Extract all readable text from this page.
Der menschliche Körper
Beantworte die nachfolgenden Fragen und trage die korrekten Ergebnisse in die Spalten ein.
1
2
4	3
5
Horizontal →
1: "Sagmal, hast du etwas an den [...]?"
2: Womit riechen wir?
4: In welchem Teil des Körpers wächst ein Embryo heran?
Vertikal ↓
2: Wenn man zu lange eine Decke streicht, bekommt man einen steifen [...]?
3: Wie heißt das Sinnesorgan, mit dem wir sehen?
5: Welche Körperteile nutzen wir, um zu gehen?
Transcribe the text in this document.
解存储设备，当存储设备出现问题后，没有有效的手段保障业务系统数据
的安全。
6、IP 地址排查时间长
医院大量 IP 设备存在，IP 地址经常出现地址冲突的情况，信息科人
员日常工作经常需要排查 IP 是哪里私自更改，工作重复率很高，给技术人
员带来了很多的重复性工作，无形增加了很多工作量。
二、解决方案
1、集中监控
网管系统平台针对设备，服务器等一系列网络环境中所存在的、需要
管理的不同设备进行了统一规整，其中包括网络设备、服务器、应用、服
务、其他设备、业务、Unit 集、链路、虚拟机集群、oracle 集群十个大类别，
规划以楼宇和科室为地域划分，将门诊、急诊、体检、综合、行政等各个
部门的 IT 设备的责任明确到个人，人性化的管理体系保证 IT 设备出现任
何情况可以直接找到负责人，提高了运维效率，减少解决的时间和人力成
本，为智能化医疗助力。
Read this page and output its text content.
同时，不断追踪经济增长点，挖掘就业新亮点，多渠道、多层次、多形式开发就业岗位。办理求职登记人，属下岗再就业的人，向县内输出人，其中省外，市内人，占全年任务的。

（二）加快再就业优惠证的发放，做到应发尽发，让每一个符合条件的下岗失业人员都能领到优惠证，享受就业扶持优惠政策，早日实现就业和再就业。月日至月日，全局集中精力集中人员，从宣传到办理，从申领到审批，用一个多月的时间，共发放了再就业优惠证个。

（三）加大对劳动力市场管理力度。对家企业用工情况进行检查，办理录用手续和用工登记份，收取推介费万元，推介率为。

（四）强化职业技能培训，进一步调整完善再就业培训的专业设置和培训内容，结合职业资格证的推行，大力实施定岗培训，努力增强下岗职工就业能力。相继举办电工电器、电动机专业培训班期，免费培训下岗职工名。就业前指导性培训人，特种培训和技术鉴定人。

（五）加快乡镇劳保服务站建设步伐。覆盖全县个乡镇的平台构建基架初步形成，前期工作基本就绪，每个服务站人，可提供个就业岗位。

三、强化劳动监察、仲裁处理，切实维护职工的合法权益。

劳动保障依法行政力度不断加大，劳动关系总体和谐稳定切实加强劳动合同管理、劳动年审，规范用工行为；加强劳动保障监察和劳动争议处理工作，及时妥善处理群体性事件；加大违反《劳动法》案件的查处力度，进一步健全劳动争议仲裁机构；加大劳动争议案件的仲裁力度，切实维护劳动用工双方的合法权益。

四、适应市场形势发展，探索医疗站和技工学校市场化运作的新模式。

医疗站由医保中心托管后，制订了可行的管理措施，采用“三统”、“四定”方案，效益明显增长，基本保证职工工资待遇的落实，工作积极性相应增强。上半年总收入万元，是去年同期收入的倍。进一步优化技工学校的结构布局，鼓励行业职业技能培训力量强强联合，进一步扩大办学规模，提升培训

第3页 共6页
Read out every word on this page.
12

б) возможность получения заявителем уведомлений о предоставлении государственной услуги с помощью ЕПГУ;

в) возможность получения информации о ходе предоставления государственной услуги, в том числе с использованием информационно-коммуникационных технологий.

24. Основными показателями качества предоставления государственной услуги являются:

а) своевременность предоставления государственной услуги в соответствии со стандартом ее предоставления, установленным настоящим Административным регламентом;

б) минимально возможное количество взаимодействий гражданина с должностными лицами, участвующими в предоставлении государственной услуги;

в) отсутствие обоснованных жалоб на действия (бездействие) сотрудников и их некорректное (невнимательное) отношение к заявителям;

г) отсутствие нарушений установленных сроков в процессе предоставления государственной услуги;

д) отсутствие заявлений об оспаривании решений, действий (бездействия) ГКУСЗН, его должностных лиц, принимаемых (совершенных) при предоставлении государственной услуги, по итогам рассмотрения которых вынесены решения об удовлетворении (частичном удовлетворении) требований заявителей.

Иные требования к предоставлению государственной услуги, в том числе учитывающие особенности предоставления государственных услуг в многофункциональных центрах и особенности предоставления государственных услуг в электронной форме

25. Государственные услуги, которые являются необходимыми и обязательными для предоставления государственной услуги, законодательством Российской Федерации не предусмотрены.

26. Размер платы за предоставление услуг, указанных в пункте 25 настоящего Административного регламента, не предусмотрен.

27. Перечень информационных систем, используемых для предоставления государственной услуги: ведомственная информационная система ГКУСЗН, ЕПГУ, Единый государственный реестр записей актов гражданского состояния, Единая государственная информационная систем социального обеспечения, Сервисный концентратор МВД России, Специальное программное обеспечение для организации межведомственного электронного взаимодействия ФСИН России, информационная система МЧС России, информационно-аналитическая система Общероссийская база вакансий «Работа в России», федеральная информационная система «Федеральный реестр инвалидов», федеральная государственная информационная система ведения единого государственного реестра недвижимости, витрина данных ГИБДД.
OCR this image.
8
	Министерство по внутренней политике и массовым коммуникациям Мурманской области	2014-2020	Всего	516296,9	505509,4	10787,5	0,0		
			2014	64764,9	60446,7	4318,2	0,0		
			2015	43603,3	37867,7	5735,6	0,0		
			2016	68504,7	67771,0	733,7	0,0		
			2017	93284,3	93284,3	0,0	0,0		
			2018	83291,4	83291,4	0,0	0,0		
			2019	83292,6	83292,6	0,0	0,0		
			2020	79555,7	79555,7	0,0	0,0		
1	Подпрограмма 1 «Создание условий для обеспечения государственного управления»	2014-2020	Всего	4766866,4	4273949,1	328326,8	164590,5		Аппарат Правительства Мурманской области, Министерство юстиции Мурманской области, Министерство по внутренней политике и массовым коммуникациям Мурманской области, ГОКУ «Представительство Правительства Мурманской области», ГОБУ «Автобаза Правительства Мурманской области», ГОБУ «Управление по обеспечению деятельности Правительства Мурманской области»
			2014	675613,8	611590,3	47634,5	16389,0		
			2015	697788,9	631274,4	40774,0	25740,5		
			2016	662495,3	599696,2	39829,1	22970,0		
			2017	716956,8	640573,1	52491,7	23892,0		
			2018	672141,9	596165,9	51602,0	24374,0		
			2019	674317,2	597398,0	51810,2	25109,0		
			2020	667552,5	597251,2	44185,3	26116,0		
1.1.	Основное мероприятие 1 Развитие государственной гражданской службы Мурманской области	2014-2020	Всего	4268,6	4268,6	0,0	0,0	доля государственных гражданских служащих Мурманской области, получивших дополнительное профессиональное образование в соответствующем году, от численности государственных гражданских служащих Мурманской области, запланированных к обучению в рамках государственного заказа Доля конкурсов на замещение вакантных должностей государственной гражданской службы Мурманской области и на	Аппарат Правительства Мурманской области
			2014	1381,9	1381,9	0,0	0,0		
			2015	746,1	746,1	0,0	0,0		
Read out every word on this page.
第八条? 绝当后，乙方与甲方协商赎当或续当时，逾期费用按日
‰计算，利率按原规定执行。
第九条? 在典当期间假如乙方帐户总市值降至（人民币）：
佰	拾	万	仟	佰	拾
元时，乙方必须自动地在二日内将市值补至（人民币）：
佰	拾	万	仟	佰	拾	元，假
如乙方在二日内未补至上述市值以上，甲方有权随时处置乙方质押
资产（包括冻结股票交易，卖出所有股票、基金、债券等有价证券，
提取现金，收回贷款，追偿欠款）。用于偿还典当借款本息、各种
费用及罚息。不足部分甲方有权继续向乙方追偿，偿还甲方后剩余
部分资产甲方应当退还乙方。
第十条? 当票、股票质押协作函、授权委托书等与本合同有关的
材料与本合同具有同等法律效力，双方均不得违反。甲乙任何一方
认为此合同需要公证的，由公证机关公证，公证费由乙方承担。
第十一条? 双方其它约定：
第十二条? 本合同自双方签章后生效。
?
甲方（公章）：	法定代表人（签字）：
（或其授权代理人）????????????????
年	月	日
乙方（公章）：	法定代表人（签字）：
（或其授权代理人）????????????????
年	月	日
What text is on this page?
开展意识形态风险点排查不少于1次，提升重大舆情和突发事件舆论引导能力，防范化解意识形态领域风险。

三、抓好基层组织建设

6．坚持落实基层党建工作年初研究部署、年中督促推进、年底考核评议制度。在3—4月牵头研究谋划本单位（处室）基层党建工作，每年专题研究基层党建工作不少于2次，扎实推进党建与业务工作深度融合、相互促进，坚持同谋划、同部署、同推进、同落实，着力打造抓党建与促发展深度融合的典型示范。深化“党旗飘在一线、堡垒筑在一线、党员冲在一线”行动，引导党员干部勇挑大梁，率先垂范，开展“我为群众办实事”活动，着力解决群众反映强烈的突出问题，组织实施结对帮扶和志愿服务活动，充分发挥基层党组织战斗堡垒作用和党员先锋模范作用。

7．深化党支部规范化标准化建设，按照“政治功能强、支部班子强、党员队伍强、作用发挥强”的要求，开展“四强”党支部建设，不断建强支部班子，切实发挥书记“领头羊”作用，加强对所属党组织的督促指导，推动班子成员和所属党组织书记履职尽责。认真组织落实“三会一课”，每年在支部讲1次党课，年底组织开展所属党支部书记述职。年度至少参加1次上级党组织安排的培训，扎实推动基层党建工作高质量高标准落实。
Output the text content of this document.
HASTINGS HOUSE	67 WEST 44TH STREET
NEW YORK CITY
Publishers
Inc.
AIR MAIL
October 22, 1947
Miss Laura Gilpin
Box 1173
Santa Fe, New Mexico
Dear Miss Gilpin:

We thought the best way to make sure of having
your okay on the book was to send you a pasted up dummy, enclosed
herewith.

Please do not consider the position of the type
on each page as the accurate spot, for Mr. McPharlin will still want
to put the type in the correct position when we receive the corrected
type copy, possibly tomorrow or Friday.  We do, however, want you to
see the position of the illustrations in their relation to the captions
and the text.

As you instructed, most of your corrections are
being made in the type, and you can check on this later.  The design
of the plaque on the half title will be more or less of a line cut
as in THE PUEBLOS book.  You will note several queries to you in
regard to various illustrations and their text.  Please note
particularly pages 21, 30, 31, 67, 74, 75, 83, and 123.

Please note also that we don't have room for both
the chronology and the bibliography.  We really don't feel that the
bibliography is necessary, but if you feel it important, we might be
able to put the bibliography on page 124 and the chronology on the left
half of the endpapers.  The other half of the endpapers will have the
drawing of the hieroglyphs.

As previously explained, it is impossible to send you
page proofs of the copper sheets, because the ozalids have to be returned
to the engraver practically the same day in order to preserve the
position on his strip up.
━━━━━━
* **WHAT THE EXERCISE ASKS**: Search the records for the string "feel" and return every line in which it occurs.

* **RESULT BELOW**:
the chronology and the bibliography.  We really don't feel that the
bibliography is necessary, but if you feel it important, we might be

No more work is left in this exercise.